>> start Input rows

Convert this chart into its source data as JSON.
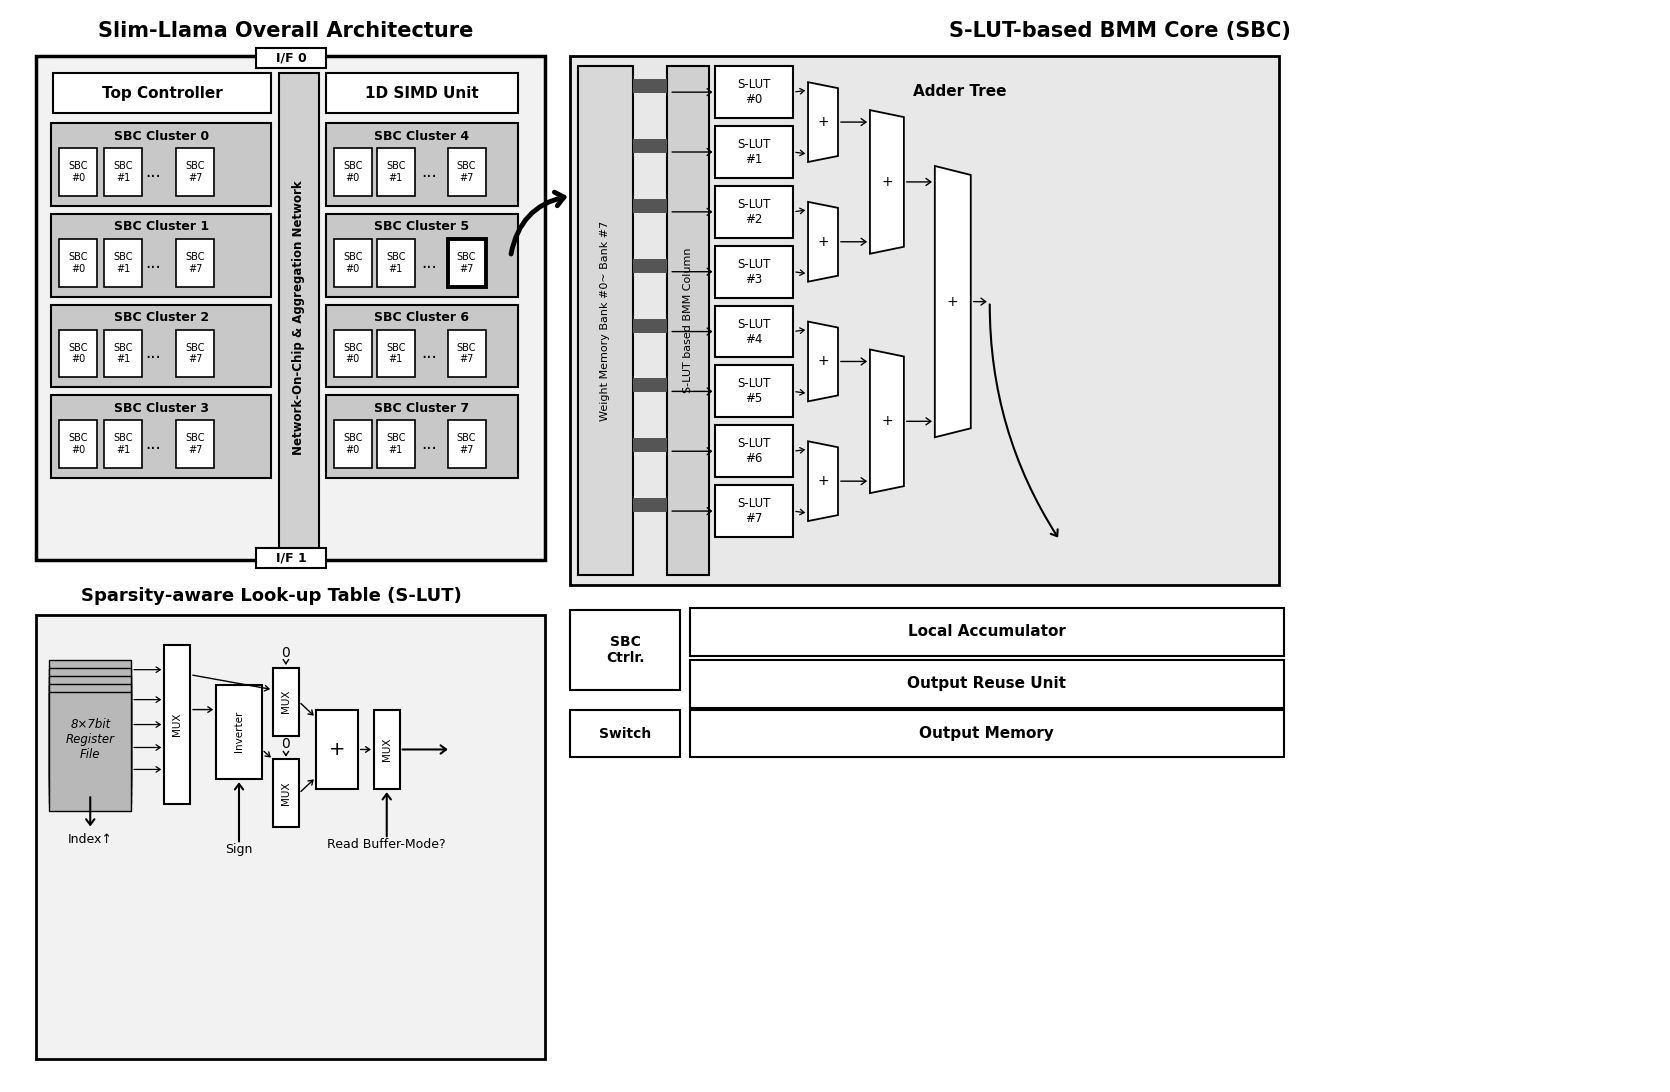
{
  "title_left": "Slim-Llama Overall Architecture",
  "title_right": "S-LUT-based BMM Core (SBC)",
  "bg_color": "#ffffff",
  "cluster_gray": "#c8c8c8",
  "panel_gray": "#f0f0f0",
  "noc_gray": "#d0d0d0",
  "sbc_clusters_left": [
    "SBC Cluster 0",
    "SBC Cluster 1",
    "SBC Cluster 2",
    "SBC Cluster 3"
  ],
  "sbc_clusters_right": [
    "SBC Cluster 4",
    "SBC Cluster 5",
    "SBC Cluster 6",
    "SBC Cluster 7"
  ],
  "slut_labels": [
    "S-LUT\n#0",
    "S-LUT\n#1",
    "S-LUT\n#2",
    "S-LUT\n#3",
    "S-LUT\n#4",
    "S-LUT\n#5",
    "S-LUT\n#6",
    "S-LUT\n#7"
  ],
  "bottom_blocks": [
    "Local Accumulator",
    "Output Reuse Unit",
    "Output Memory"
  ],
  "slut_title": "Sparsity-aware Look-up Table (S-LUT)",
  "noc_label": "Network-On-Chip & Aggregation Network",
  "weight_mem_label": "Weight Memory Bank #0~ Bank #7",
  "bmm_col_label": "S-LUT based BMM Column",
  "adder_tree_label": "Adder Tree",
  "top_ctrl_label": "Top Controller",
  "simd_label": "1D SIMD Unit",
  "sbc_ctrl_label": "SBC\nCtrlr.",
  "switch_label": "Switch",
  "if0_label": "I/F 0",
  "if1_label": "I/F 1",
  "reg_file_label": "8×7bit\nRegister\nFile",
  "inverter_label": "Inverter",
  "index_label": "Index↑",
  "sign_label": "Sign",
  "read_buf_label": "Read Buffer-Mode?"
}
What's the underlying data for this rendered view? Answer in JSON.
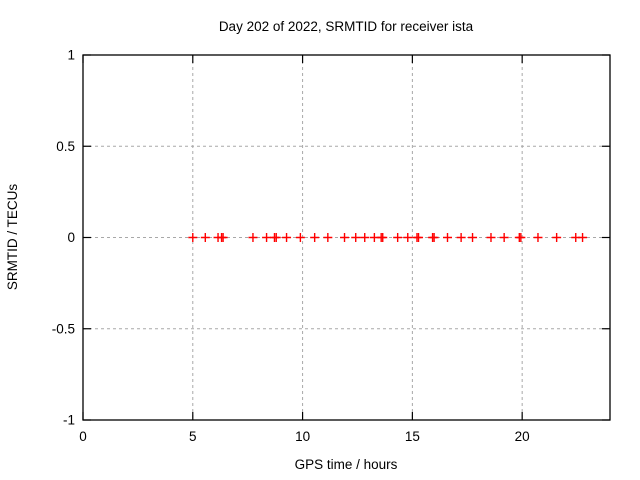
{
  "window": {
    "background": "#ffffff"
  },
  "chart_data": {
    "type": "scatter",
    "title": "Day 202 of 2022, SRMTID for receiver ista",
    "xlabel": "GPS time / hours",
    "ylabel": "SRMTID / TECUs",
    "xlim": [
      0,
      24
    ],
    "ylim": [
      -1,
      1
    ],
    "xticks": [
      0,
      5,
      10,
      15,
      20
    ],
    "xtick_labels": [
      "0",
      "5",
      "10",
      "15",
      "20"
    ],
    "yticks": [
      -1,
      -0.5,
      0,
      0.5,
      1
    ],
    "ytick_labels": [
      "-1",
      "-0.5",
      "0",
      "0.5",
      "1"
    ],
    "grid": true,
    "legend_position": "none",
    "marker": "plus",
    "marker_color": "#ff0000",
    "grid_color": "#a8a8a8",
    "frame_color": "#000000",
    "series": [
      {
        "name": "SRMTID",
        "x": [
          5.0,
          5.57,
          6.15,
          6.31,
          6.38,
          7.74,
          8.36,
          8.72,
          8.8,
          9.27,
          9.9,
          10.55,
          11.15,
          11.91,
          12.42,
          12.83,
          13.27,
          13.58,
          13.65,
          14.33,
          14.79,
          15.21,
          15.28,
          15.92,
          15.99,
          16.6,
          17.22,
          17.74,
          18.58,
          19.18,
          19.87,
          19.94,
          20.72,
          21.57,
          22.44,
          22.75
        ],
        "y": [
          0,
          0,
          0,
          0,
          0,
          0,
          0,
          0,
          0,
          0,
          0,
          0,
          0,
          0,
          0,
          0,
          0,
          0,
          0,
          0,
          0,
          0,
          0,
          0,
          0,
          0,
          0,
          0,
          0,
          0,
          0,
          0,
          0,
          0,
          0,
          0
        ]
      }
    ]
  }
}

>> end Input rows

*Exercise task*
Leave out the pictures and give the listing above again exactly.

*Solved exercise*
Convert this chart into its source data as JSON.
{
  "title_left": "Slim-Llama Overall Architecture",
  "title_right": "S-LUT-based BMM Core (SBC)",
  "bg_color": "#ffffff",
  "cluster_gray": "#c8c8c8",
  "panel_gray": "#f0f0f0",
  "noc_gray": "#d0d0d0",
  "sbc_clusters_left": [
    "SBC Cluster 0",
    "SBC Cluster 1",
    "SBC Cluster 2",
    "SBC Cluster 3"
  ],
  "sbc_clusters_right": [
    "SBC Cluster 4",
    "SBC Cluster 5",
    "SBC Cluster 6",
    "SBC Cluster 7"
  ],
  "slut_labels": [
    "S-LUT\n#0",
    "S-LUT\n#1",
    "S-LUT\n#2",
    "S-LUT\n#3",
    "S-LUT\n#4",
    "S-LUT\n#5",
    "S-LUT\n#6",
    "S-LUT\n#7"
  ],
  "bottom_blocks": [
    "Local Accumulator",
    "Output Reuse Unit",
    "Output Memory"
  ],
  "slut_title": "Sparsity-aware Look-up Table (S-LUT)",
  "noc_label": "Network-On-Chip & Aggregation Network",
  "weight_mem_label": "Weight Memory Bank #0~ Bank #7",
  "bmm_col_label": "S-LUT based BMM Column",
  "adder_tree_label": "Adder Tree",
  "top_ctrl_label": "Top Controller",
  "simd_label": "1D SIMD Unit",
  "sbc_ctrl_label": "SBC\nCtrlr.",
  "switch_label": "Switch",
  "if0_label": "I/F 0",
  "if1_label": "I/F 1",
  "reg_file_label": "8×7bit\nRegister\nFile",
  "inverter_label": "Inverter",
  "index_label": "Index↑",
  "sign_label": "Sign",
  "read_buf_label": "Read Buffer-Mode?"
}
What's the underlying data for this rendered view? Answer in JSON.
{
  "window": {
    "background": "#ffffff"
  },
  "chart_data": {
    "type": "scatter",
    "title": "Day 202 of 2022, SRMTID for receiver ista",
    "xlabel": "GPS time / hours",
    "ylabel": "SRMTID / TECUs",
    "xlim": [
      0,
      24
    ],
    "ylim": [
      -1,
      1
    ],
    "xticks": [
      0,
      5,
      10,
      15,
      20
    ],
    "xtick_labels": [
      "0",
      "5",
      "10",
      "15",
      "20"
    ],
    "yticks": [
      -1,
      -0.5,
      0,
      0.5,
      1
    ],
    "ytick_labels": [
      "-1",
      "-0.5",
      "0",
      "0.5",
      "1"
    ],
    "grid": true,
    "legend_position": "none",
    "marker": "plus",
    "marker_color": "#ff0000",
    "grid_color": "#a8a8a8",
    "frame_color": "#000000",
    "series": [
      {
        "name": "SRMTID",
        "x": [
          5.0,
          5.57,
          6.15,
          6.31,
          6.38,
          7.74,
          8.36,
          8.72,
          8.8,
          9.27,
          9.9,
          10.55,
          11.15,
          11.91,
          12.42,
          12.83,
          13.27,
          13.58,
          13.65,
          14.33,
          14.79,
          15.21,
          15.28,
          15.92,
          15.99,
          16.6,
          17.22,
          17.74,
          18.58,
          19.18,
          19.87,
          19.94,
          20.72,
          21.57,
          22.44,
          22.75
        ],
        "y": [
          0,
          0,
          0,
          0,
          0,
          0,
          0,
          0,
          0,
          0,
          0,
          0,
          0,
          0,
          0,
          0,
          0,
          0,
          0,
          0,
          0,
          0,
          0,
          0,
          0,
          0,
          0,
          0,
          0,
          0,
          0,
          0,
          0,
          0,
          0,
          0
        ]
      }
    ]
  }
}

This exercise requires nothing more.